**Directive**
Collect all lines from the records below that include the word "atac".

**Record list**
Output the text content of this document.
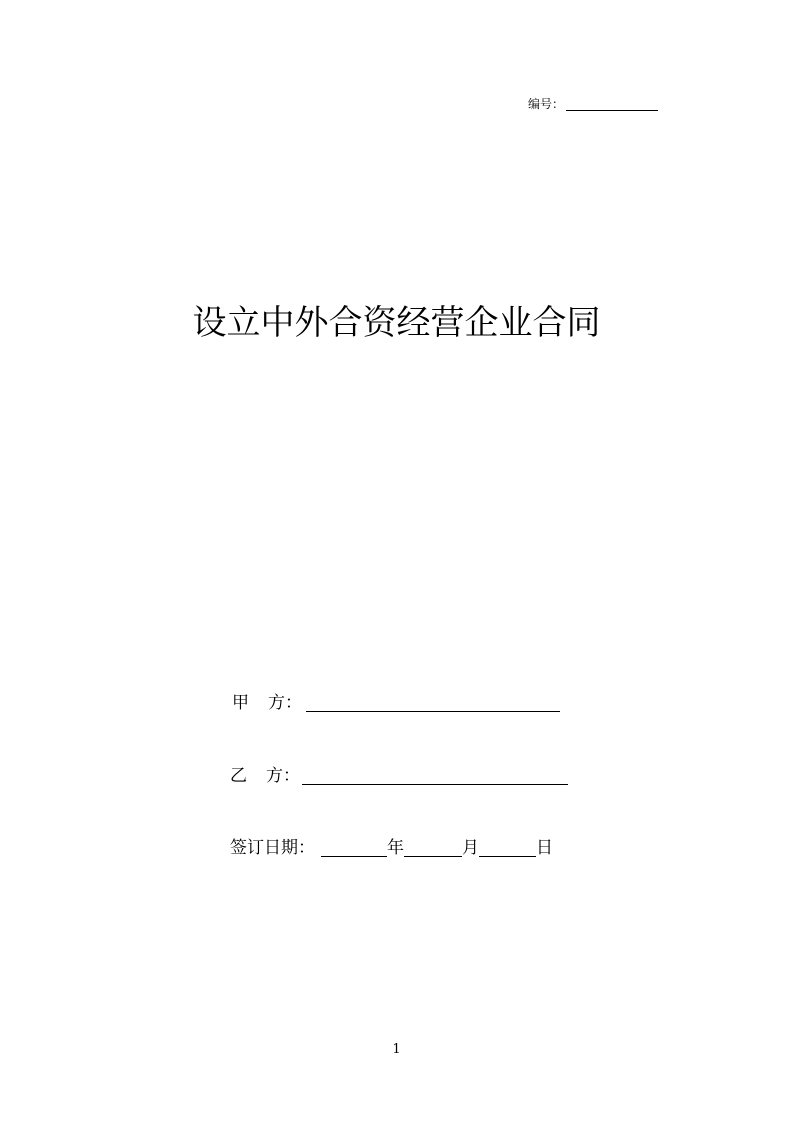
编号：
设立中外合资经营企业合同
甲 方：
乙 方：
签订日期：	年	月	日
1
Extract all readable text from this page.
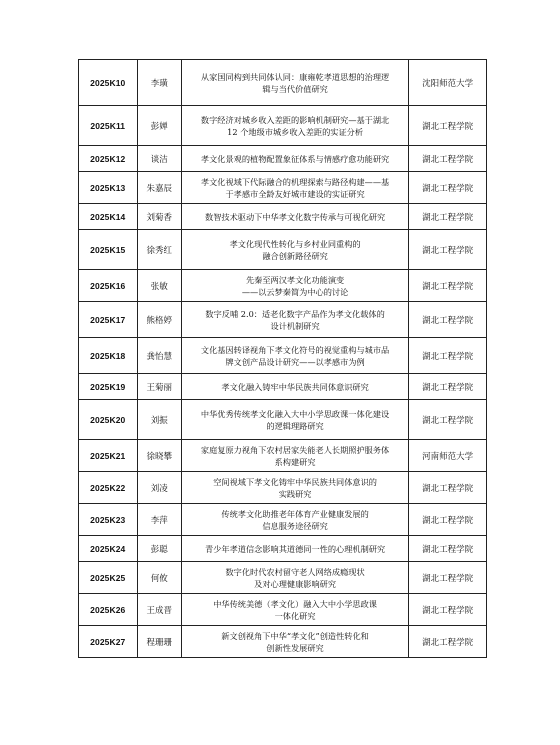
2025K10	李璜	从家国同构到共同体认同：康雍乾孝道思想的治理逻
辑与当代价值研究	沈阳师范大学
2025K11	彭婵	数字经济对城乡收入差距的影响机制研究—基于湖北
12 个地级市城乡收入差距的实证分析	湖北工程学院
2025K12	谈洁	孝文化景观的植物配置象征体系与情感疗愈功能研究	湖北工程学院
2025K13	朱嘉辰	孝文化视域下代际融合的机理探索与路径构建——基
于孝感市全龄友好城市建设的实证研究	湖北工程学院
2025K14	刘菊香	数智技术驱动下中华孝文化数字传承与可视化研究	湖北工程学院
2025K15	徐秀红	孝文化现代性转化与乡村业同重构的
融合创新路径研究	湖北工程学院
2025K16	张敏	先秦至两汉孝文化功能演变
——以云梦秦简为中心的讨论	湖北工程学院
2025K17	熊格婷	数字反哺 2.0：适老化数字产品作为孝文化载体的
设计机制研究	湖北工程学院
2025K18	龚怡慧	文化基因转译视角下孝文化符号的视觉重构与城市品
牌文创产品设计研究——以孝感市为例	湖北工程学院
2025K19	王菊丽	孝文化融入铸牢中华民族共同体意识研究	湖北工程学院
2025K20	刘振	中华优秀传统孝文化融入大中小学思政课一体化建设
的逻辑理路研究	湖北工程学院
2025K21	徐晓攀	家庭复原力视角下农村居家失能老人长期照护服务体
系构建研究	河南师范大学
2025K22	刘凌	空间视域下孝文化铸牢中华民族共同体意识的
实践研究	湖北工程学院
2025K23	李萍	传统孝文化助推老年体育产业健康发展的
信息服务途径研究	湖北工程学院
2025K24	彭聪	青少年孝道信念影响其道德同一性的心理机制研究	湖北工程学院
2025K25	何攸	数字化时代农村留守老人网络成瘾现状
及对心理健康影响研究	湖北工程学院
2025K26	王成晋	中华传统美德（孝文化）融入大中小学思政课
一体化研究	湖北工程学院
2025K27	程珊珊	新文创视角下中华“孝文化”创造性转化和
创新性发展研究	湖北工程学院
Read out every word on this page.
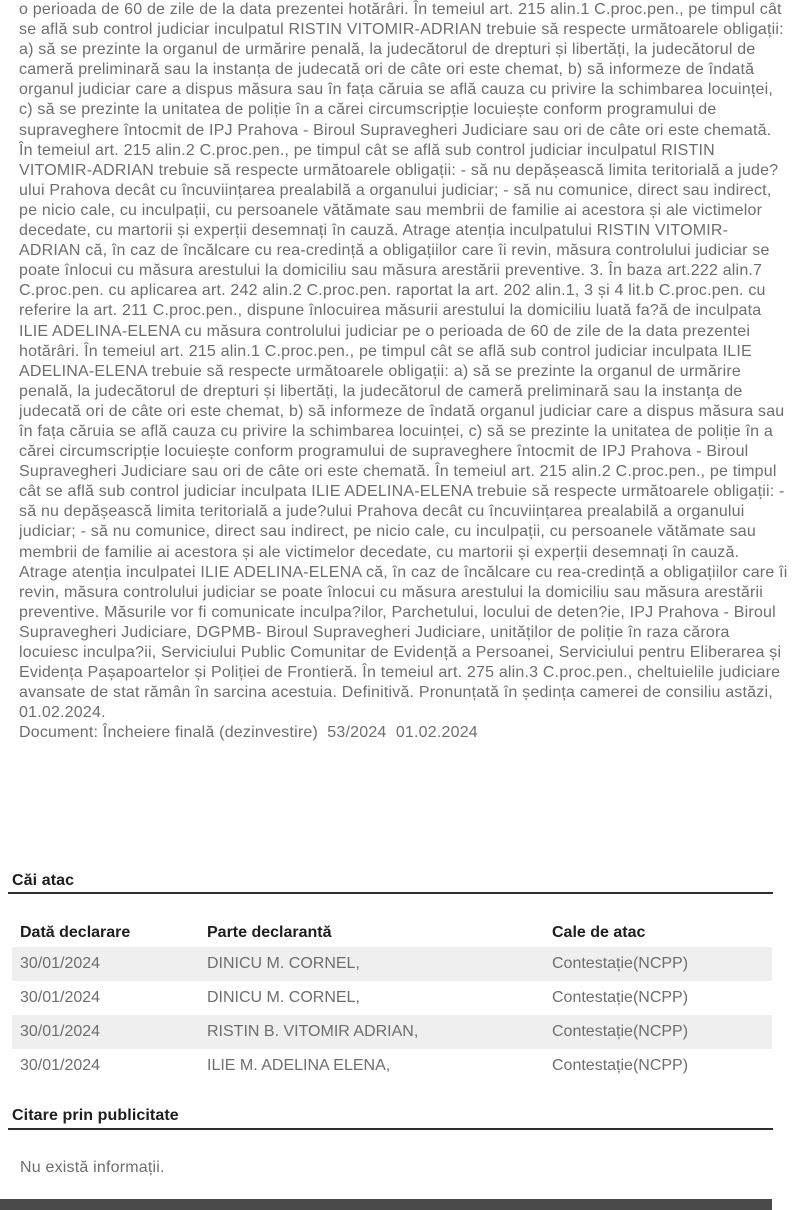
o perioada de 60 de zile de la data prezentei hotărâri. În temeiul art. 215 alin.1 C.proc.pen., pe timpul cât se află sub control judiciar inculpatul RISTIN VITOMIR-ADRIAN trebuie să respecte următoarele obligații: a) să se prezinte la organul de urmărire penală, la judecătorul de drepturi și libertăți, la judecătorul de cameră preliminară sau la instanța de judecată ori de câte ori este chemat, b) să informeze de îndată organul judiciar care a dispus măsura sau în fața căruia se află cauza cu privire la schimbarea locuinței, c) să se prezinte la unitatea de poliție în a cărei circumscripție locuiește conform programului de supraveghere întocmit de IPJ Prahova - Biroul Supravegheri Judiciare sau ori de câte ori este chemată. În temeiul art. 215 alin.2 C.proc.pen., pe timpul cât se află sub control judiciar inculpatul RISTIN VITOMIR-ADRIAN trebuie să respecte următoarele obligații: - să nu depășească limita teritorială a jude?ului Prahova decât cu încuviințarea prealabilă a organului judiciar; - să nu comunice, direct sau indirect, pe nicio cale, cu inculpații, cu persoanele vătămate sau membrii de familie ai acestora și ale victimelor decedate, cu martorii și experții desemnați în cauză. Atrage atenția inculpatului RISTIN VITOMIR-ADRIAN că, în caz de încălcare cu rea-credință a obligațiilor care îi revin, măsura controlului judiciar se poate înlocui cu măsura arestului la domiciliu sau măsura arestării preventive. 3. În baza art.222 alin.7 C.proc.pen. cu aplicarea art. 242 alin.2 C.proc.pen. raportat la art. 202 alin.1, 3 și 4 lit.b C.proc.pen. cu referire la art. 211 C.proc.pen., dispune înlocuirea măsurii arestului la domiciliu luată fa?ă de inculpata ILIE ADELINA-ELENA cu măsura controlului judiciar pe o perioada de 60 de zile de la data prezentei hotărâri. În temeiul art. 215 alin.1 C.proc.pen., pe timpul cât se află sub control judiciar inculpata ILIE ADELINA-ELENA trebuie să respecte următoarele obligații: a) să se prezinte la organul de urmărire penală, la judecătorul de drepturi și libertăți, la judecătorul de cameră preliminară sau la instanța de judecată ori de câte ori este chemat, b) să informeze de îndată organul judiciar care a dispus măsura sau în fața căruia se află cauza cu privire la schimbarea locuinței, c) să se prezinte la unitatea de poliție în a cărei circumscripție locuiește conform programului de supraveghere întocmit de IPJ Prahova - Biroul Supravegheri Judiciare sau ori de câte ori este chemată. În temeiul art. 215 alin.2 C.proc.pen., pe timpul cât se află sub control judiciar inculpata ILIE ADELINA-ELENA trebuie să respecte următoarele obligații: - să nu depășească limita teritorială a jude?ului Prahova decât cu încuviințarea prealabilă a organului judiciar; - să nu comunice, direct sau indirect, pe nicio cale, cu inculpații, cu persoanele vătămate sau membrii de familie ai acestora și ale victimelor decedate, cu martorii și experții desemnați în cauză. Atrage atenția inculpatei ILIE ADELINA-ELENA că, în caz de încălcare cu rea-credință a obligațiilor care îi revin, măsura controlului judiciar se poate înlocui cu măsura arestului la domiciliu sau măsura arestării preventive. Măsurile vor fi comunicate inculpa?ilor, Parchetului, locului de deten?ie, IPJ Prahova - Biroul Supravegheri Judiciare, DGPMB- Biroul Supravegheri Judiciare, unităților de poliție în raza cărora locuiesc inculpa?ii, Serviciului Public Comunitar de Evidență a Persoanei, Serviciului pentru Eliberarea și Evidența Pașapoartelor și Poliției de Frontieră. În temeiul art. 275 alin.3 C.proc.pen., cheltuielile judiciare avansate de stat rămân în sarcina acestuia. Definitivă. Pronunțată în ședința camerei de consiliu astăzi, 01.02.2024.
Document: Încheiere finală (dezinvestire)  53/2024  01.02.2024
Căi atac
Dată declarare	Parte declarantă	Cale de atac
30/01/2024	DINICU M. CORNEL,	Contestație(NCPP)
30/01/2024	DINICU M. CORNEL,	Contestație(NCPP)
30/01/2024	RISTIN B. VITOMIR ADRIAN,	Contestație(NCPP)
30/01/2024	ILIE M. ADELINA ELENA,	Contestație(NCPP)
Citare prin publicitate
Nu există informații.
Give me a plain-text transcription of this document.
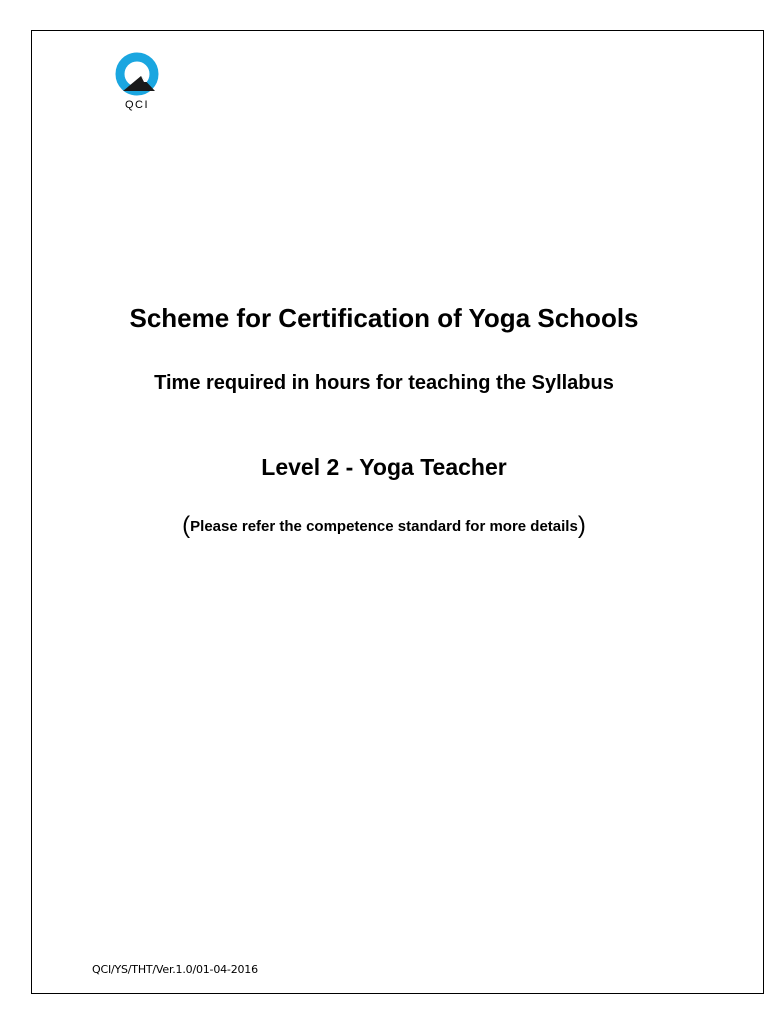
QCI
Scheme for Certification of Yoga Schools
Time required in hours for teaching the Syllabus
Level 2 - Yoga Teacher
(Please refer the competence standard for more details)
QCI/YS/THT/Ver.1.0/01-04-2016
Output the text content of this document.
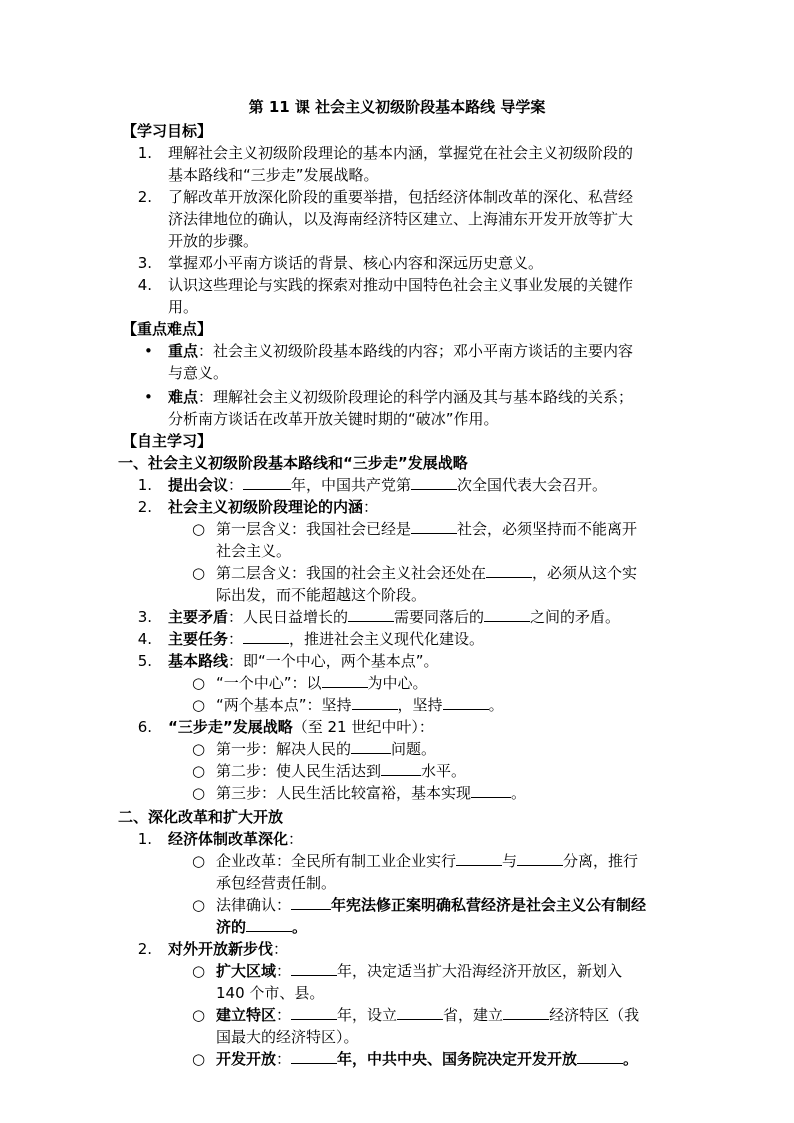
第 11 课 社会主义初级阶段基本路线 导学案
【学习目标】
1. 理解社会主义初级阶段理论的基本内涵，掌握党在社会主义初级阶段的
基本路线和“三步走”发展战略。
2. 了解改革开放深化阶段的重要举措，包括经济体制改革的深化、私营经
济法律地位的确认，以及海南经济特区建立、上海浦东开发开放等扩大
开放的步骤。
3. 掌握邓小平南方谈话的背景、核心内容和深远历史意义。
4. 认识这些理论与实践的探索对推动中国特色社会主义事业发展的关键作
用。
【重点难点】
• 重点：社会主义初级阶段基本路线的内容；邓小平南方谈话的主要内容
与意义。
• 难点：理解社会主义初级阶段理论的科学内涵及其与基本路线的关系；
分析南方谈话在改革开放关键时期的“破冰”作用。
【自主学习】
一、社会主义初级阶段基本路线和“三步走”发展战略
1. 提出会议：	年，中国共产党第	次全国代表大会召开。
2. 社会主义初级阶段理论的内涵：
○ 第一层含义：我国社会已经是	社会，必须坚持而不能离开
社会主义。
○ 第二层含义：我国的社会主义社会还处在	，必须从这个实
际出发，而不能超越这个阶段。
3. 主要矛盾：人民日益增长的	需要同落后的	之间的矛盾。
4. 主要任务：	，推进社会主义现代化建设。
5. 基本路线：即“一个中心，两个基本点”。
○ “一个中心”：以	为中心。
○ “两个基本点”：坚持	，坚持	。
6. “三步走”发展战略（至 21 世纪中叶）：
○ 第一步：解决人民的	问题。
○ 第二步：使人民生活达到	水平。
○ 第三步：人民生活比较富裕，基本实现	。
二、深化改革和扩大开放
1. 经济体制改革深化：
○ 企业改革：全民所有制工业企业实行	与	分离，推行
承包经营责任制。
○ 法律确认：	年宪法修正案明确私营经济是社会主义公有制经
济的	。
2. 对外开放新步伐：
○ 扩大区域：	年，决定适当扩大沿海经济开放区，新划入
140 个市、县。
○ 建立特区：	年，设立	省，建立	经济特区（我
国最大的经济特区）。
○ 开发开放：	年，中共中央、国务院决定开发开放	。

**Result below**
Căi atac
Dată declarare	Parte declarantă	Cale de atac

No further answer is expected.